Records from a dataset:
↓↓↓

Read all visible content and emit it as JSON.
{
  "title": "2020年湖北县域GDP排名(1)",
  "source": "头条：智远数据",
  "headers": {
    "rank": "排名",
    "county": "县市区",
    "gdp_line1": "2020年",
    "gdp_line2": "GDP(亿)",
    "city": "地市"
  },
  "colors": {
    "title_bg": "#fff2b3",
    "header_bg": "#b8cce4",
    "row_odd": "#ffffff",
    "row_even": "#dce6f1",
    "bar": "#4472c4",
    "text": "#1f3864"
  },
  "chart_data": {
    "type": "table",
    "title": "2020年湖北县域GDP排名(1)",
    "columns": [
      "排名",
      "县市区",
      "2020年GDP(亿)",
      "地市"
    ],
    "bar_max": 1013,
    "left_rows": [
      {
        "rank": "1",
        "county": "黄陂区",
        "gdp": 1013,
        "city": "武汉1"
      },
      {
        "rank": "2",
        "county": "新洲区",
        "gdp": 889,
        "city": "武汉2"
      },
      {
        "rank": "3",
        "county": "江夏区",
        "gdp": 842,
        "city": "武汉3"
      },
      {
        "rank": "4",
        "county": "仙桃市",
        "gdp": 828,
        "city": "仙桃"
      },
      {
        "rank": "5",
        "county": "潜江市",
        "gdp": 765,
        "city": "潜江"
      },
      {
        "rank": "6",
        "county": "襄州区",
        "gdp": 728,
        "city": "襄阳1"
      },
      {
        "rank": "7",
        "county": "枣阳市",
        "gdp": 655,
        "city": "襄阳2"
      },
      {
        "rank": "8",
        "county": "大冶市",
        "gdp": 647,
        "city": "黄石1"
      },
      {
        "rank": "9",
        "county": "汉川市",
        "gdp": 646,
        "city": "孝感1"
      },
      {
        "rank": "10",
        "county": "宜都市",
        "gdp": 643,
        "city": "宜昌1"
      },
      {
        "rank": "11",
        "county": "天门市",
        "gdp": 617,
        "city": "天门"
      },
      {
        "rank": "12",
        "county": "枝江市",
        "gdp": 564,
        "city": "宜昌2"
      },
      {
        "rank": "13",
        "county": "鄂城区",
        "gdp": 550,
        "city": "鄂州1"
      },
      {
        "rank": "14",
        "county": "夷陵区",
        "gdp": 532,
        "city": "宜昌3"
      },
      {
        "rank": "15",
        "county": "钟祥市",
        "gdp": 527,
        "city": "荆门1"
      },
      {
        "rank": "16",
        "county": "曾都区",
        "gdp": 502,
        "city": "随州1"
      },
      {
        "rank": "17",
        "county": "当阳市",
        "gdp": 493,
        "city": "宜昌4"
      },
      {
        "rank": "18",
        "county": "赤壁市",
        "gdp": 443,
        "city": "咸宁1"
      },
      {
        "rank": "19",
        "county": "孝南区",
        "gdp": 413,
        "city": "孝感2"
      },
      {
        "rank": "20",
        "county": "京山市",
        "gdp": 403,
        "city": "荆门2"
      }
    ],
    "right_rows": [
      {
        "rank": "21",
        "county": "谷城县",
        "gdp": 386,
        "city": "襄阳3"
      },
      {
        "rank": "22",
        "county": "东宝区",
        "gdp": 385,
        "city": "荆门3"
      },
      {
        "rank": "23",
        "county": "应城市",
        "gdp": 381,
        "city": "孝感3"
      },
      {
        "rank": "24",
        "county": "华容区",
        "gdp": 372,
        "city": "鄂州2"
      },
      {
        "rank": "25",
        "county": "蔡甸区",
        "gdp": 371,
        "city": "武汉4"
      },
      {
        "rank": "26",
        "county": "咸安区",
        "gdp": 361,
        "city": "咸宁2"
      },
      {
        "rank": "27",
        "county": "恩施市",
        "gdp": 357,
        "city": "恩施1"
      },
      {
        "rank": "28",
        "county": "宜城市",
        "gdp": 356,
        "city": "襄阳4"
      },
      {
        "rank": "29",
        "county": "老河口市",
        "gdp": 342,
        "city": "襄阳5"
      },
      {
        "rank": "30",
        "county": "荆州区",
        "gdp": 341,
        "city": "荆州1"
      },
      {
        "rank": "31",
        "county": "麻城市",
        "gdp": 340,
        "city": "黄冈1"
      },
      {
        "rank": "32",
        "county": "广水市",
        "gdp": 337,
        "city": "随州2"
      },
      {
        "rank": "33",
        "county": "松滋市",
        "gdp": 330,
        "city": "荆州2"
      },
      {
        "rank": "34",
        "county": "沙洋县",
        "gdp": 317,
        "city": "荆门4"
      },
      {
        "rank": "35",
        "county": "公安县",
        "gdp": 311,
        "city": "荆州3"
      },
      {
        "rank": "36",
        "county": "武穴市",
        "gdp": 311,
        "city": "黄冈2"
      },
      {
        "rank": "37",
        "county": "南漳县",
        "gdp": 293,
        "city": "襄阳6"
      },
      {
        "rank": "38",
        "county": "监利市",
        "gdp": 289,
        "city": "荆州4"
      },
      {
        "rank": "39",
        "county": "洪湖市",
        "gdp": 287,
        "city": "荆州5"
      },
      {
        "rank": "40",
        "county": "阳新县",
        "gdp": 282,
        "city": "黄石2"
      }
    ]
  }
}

↑↑↑

**WHAT THE TASK ASKS**: Transcribe the whole listing exactly.

**WORKED SOLUTION**:
Read all visible content and emit it as JSON.
{
  "title": "2020年湖北县域GDP排名(1)",
  "source": "头条：智远数据",
  "headers": {
    "rank": "排名",
    "county": "县市区",
    "gdp_line1": "2020年",
    "gdp_line2": "GDP(亿)",
    "city": "地市"
  },
  "colors": {
    "title_bg": "#fff2b3",
    "header_bg": "#b8cce4",
    "row_odd": "#ffffff",
    "row_even": "#dce6f1",
    "bar": "#4472c4",
    "text": "#1f3864"
  },
  "chart_data": {
    "type": "table",
    "title": "2020年湖北县域GDP排名(1)",
    "columns": [
      "排名",
      "县市区",
      "2020年GDP(亿)",
      "地市"
    ],
    "bar_max": 1013,
    "left_rows": [
      {
        "rank": "1",
        "county": "黄陂区",
        "gdp": 1013,
        "city": "武汉1"
      },
      {
        "rank": "2",
        "county": "新洲区",
        "gdp": 889,
        "city": "武汉2"
      },
      {
        "rank": "3",
        "county": "江夏区",
        "gdp": 842,
        "city": "武汉3"
      },
      {
        "rank": "4",
        "county": "仙桃市",
        "gdp": 828,
        "city": "仙桃"
      },
      {
        "rank": "5",
        "county": "潜江市",
        "gdp": 765,
        "city": "潜江"
      },
      {
        "rank": "6",
        "county": "襄州区",
        "gdp": 728,
        "city": "襄阳1"
      },
      {
        "rank": "7",
        "county": "枣阳市",
        "gdp": 655,
        "city": "襄阳2"
      },
      {
        "rank": "8",
        "county": "大冶市",
        "gdp": 647,
        "city": "黄石1"
      },
      {
        "rank": "9",
        "county": "汉川市",
        "gdp": 646,
        "city": "孝感1"
      },
      {
        "rank": "10",
        "county": "宜都市",
        "gdp": 643,
        "city": "宜昌1"
      },
      {
        "rank": "11",
        "county": "天门市",
        "gdp": 617,
        "city": "天门"
      },
      {
        "rank": "12",
        "county": "枝江市",
        "gdp": 564,
        "city": "宜昌2"
      },
      {
        "rank": "13",
        "county": "鄂城区",
        "gdp": 550,
        "city": "鄂州1"
      },
      {
        "rank": "14",
        "county": "夷陵区",
        "gdp": 532,
        "city": "宜昌3"
      },
      {
        "rank": "15",
        "county": "钟祥市",
        "gdp": 527,
        "city": "荆门1"
      },
      {
        "rank": "16",
        "county": "曾都区",
        "gdp": 502,
        "city": "随州1"
      },
      {
        "rank": "17",
        "county": "当阳市",
        "gdp": 493,
        "city": "宜昌4"
      },
      {
        "rank": "18",
        "county": "赤壁市",
        "gdp": 443,
        "city": "咸宁1"
      },
      {
        "rank": "19",
        "county": "孝南区",
        "gdp": 413,
        "city": "孝感2"
      },
      {
        "rank": "20",
        "county": "京山市",
        "gdp": 403,
        "city": "荆门2"
      }
    ],
    "right_rows": [
      {
        "rank": "21",
        "county": "谷城县",
        "gdp": 386,
        "city": "襄阳3"
      },
      {
        "rank": "22",
        "county": "东宝区",
        "gdp": 385,
        "city": "荆门3"
      },
      {
        "rank": "23",
        "county": "应城市",
        "gdp": 381,
        "city": "孝感3"
      },
      {
        "rank": "24",
        "county": "华容区",
        "gdp": 372,
        "city": "鄂州2"
      },
      {
        "rank": "25",
        "county": "蔡甸区",
        "gdp": 371,
        "city": "武汉4"
      },
      {
        "rank": "26",
        "county": "咸安区",
        "gdp": 361,
        "city": "咸宁2"
      },
      {
        "rank": "27",
        "county": "恩施市",
        "gdp": 357,
        "city": "恩施1"
      },
      {
        "rank": "28",
        "county": "宜城市",
        "gdp": 356,
        "city": "襄阳4"
      },
      {
        "rank": "29",
        "county": "老河口市",
        "gdp": 342,
        "city": "襄阳5"
      },
      {
        "rank": "30",
        "county": "荆州区",
        "gdp": 341,
        "city": "荆州1"
      },
      {
        "rank": "31",
        "county": "麻城市",
        "gdp": 340,
        "city": "黄冈1"
      },
      {
        "rank": "32",
        "county": "广水市",
        "gdp": 337,
        "city": "随州2"
      },
      {
        "rank": "33",
        "county": "松滋市",
        "gdp": 330,
        "city": "荆州2"
      },
      {
        "rank": "34",
        "county": "沙洋县",
        "gdp": 317,
        "city": "荆门4"
      },
      {
        "rank": "35",
        "county": "公安县",
        "gdp": 311,
        "city": "荆州3"
      },
      {
        "rank": "36",
        "county": "武穴市",
        "gdp": 311,
        "city": "黄冈2"
      },
      {
        "rank": "37",
        "county": "南漳县",
        "gdp": 293,
        "city": "襄阳6"
      },
      {
        "rank": "38",
        "county": "监利市",
        "gdp": 289,
        "city": "荆州4"
      },
      {
        "rank": "39",
        "county": "洪湖市",
        "gdp": 287,
        "city": "荆州5"
      },
      {
        "rank": "40",
        "county": "阳新县",
        "gdp": 282,
        "city": "黄石2"
      }
    ]
  }
}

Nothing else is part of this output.